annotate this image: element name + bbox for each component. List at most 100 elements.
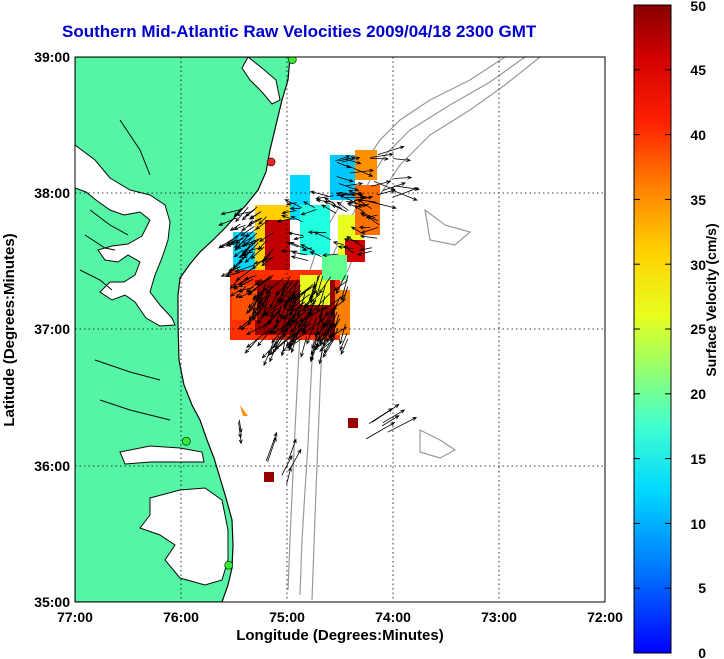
velocity-arrow — [299, 306, 326, 323]
velocity-arrow — [245, 325, 263, 335]
velocity-arrow — [218, 217, 237, 226]
velocity-arrow — [283, 292, 295, 306]
x-axis-label: Longitude (Degrees:Minutes) — [236, 627, 444, 644]
velocity-arrow — [290, 216, 303, 223]
colorbar-ticks — [634, 4, 671, 654]
velocity-arrow — [251, 294, 272, 315]
velocity-arrow — [233, 236, 253, 248]
station-markers — [182, 57, 297, 570]
velocity-arrow — [253, 257, 272, 265]
colorbar-tick-label: 15 — [690, 451, 706, 467]
x-tick-label: 77:00 — [57, 609, 93, 625]
velocity-arrow — [288, 279, 298, 310]
velocity-arrow — [247, 275, 271, 296]
colorbar-tick-label: 30 — [690, 257, 706, 273]
velocity-arrow — [346, 203, 358, 208]
velocity-arrow — [278, 276, 291, 304]
velocity-arrow — [276, 218, 292, 223]
velocity-arrow — [232, 281, 248, 290]
velocity-arrow — [335, 274, 346, 295]
velocity-arrow — [244, 252, 255, 264]
colorbar-tick-label: 45 — [690, 62, 706, 78]
colorbar-tick-label: 5 — [698, 580, 706, 596]
velocity-arrow — [280, 249, 298, 254]
velocity-arrow — [289, 293, 295, 317]
velocity-arrow — [292, 308, 310, 323]
velocity-arrow — [240, 225, 255, 237]
velocity-arrow — [263, 337, 276, 367]
velocity-arrow — [230, 230, 243, 245]
velocity-arrow — [282, 328, 303, 353]
station-marker — [266, 157, 276, 167]
velocity-arrow — [301, 321, 321, 334]
y-tick-label: 36:00 — [34, 458, 70, 474]
velocity-arrow — [309, 335, 318, 362]
velocity-arrow — [322, 253, 339, 257]
station-marker — [288, 57, 297, 65]
velocity-arrow — [336, 201, 349, 211]
velocity-arrow — [371, 180, 392, 187]
y-tick-label: 39:00 — [34, 49, 70, 65]
velocity-arrow — [236, 242, 256, 249]
velocity-arrow — [238, 419, 243, 434]
velocity-arrow — [288, 310, 297, 328]
velocity-arrow — [343, 237, 360, 242]
velocity-arrow — [289, 206, 301, 211]
plot-frame — [74, 56, 606, 603]
velocity-arrow — [382, 182, 407, 191]
velocity-arrow — [300, 244, 315, 252]
velocity-arrow — [240, 251, 254, 257]
velocity-arrow — [283, 315, 291, 339]
velocity-arrow — [283, 320, 298, 333]
map-title: Southern Mid-Atlantic Raw Velocities 200… — [62, 22, 537, 41]
velocity-arrow — [337, 245, 354, 249]
velocity-arrow — [324, 300, 344, 316]
velocity-arrow — [387, 417, 418, 433]
velocity-arrow — [237, 286, 254, 293]
velocity-arrow — [280, 214, 292, 220]
velocity-arrow — [261, 256, 274, 267]
velocity-arrow — [344, 195, 366, 200]
velocity-arrow — [283, 291, 292, 310]
velocity-arrow — [257, 307, 269, 325]
velocity-arrow — [365, 422, 396, 440]
y-axis-label: Latitude (Degrees:Minutes) — [1, 233, 18, 426]
velocity-arrow — [249, 211, 261, 220]
colorbar-tick-label: 10 — [690, 516, 706, 532]
velocity-arrow — [290, 317, 303, 334]
velocity-arrow — [238, 312, 259, 330]
velocity-arrow — [291, 251, 307, 256]
velocity-arrow — [341, 156, 361, 163]
velocity-arrow — [369, 156, 390, 161]
velocity-arrow — [393, 187, 419, 198]
velocity-arrow — [244, 338, 259, 354]
velocity-arrow — [393, 175, 413, 180]
grid-lines — [75, 57, 605, 602]
velocity-arrow — [246, 297, 261, 315]
x-tick-label: 75:00 — [269, 609, 305, 625]
velocity-arrow — [360, 212, 376, 219]
velocity-arrow — [359, 234, 378, 239]
velocity-arrow — [265, 431, 278, 462]
velocity-arrow — [235, 234, 247, 244]
velocity-arrow — [287, 231, 304, 237]
velocity-arrow — [240, 311, 261, 331]
x-tick-label: 74:00 — [375, 609, 411, 625]
velocity-arrow — [323, 301, 339, 327]
colorbar-tick-label: 20 — [690, 386, 706, 402]
velocity-arrow — [291, 289, 301, 312]
x-tick-label: 76:00 — [163, 609, 199, 625]
y-tick-label: 38:00 — [34, 185, 70, 201]
velocity-arrow — [394, 190, 418, 201]
x-tick-label: 72:00 — [587, 609, 623, 625]
velocity-arrow — [248, 294, 261, 309]
station-marker — [182, 436, 191, 446]
velocity-arrow — [250, 246, 265, 260]
albemarle-sound — [119, 445, 205, 465]
velocity-arrow — [309, 190, 328, 197]
velocity-arrow — [393, 158, 412, 162]
velocity-arrow — [258, 216, 267, 225]
velocity-arrow — [246, 329, 270, 348]
pamlico-sound — [139, 487, 229, 586]
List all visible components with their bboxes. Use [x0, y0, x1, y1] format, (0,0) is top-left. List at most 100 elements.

== == ==

STATED GOAL
Render every line of the records above as a Markdown table with the columns Row and Line, numbering each row. Skip blank lines and leave the pictures out.

SOLUTION TO THIS TASK
| Row | Line |
|---|---|
| 1 | annotate this image: element name + bbox for each component. List at most 100 elements. |
| 2 | velocity-arrow — [299, 306, 326, 323] |
| 3 | velocity-arrow — [245, 325, 263, 335] |
| 4 | velocity-arrow — [218, 217, 237, 226] |
| 5 | velocity-arrow — [283, 292, 295, 306] |
| 6 | x-axis-label: Longitude (Degrees:Minutes) — [236, 627, 444, 644] |
| 7 | velocity-arrow — [290, 216, 303, 223] |
| 8 | colorbar-ticks — [634, 4, 671, 654] |
| 9 | velocity-arrow — [251, 294, 272, 315] |
| 10 | velocity-arrow — [233, 236, 253, 248] |
| 11 | station-markers — [182, 57, 297, 570] |
| 12 | velocity-arrow — [253, 257, 272, 265] |
| 13 | colorbar-tick-label: 15 — [690, 451, 706, 467] |
| 14 | x-tick-label: 77:00 — [57, 609, 93, 625] |
| 15 | velocity-arrow — [288, 279, 298, 310] |
| 16 | velocity-arrow — [247, 275, 271, 296] |
| 17 | colorbar-tick-label: 30 — [690, 257, 706, 273] |
| 18 | velocity-arrow — [346, 203, 358, 208] |
| 19 | velocity-arrow — [278, 276, 291, 304] |
| 20 | velocity-arrow — [276, 218, 292, 223] |
| 21 | velocity-arrow — [232, 281, 248, 290] |
| 22 | velocity-arrow — [335, 274, 346, 295] |
| 23 | velocity-arrow — [244, 252, 255, 264] |
| 24 | colorbar-tick-label: 45 — [690, 62, 706, 78] |
| 25 | colorbar-tick-label: 5 — [698, 580, 706, 596] |
| 26 | velocity-arrow — [280, 249, 298, 254] |
| 27 | velocity-arrow — [289, 293, 295, 317] |
| 28 | velocity-arrow — [292, 308, 310, 323] |
| 29 | velocity-arrow — [240, 225, 255, 237] |
| 30 | velocity-arrow — [263, 337, 276, 367] |
| 31 | velocity-arrow — [230, 230, 243, 245] |
| 32 | velocity-arrow — [282, 328, 303, 353] |
| 33 | station-marker — [266, 157, 276, 167] |
| 34 | velocity-arrow — [301, 321, 321, 334] |
| 35 | y-tick-label: 36:00 — [34, 458, 70, 474] |
| 36 | velocity-arrow — [309, 335, 318, 362] |
| 37 | velocity-arrow — [322, 253, 339, 257] |
| 38 | station-marker — [288, 57, 297, 65] |
| 39 | velocity-arrow — [336, 201, 349, 211] |
| 40 | velocity-arrow — [371, 180, 392, 187] |
| 41 | y-tick-label: 39:00 — [34, 49, 70, 65] |
| 42 | velocity-arrow — [236, 242, 256, 249] |
| 43 | velocity-arrow — [238, 419, 243, 434] |
| 44 | velocity-arrow — [288, 310, 297, 328] |
| 45 | velocity-arrow — [343, 237, 360, 242] |
| 46 | velocity-arrow — [289, 206, 301, 211] |
| 47 | plot-frame — [74, 56, 606, 603] |
| 48 | velocity-arrow — [382, 182, 407, 191] |
| 49 | velocity-arrow — [300, 244, 315, 252] |
| 50 | velocity-arrow — [240, 251, 254, 257] |
| 51 | velocity-arrow — [283, 315, 291, 339] |
| 52 | velocity-arrow — [283, 320, 298, 333] |
| 53 | map-title: Southern Mid-Atlantic Raw Velocities 200… — [62, 22, 537, 41] |
| 54 | velocity-arrow — [337, 245, 354, 249] |
| 55 | velocity-arrow — [324, 300, 344, 316] |
| 56 | velocity-arrow — [387, 417, 418, 433] |
| 57 | velocity-arrow — [237, 286, 254, 293] |
| 58 | velocity-arrow — [280, 214, 292, 220] |
| 59 | velocity-arrow — [261, 256, 274, 267] |
| 60 | velocity-arrow — [344, 195, 366, 200] |
| 61 | velocity-arrow — [283, 291, 292, 310] |
| 62 | velocity-arrow — [257, 307, 269, 325] |
| 63 | velocity-arrow — [365, 422, 396, 440] |
| 64 | y-axis-label: Latitude (Degrees:Minutes) — [1, 233, 18, 426] |
| 65 | velocity-arrow — [249, 211, 261, 220] |
| 66 | colorbar-tick-label: 10 — [690, 516, 706, 532] |
| 67 | velocity-arrow — [290, 317, 303, 334] |
| 68 | velocity-arrow — [238, 312, 259, 330] |
| 69 | velocity-arrow — [291, 251, 307, 256] |
| 70 | velocity-arrow — [341, 156, 361, 163] |
| 71 | velocity-arrow — [369, 156, 390, 161] |
| 72 | velocity-arrow — [393, 187, 419, 198] |
| 73 | velocity-arrow — [244, 338, 259, 354] |
| 74 | velocity-arrow — [393, 175, 413, 180] |
| 75 | grid-lines — [75, 57, 605, 602] |
| 76 | velocity-arrow — [246, 297, 261, 315] |
| 77 | x-tick-label: 75:00 — [269, 609, 305, 625] |
| 78 | velocity-arrow — [360, 212, 376, 219] |
| 79 | velocity-arrow — [359, 234, 378, 239] |
| 80 | velocity-arrow — [265, 431, 278, 462] |
| 81 | velocity-arrow — [235, 234, 247, 244] |
| 82 | velocity-arrow — [287, 231, 304, 237] |
| 83 | velocity-arrow — [240, 311, 261, 331] |
| 84 | x-tick-label: 74:00 — [375, 609, 411, 625] |
| 85 | velocity-arrow — [323, 301, 339, 327] |
| 86 | colorbar-tick-label: 20 — [690, 386, 706, 402] |
| 87 | velocity-arrow — [291, 289, 301, 312] |
| 88 | x-tick-label: 76:00 — [163, 609, 199, 625] |
| 89 | y-tick-label: 38:00 — [34, 185, 70, 201] |
| 90 | velocity-arrow — [394, 190, 418, 201] |
| 91 | x-tick-label: 72:00 — [587, 609, 623, 625] |
| 92 | velocity-arrow — [248, 294, 261, 309] |
| 93 | station-marker — [182, 436, 191, 446] |
| 94 | velocity-arrow — [250, 246, 265, 260] |
| 95 | albemarle-sound — [119, 445, 205, 465] |
| 96 | velocity-arrow — [309, 190, 328, 197] |
| 97 | velocity-arrow — [393, 158, 412, 162] |
| 98 | velocity-arrow — [258, 216, 267, 225] |
| 99 | velocity-arrow — [246, 329, 270, 348] |
| 100 | pamlico-sound — [139, 487, 229, 586] |
| 101 | List all visible components with their bboxes. Use [x0, y0, x1, y1] format, (0,0) is top-left. List at most 100 elements. |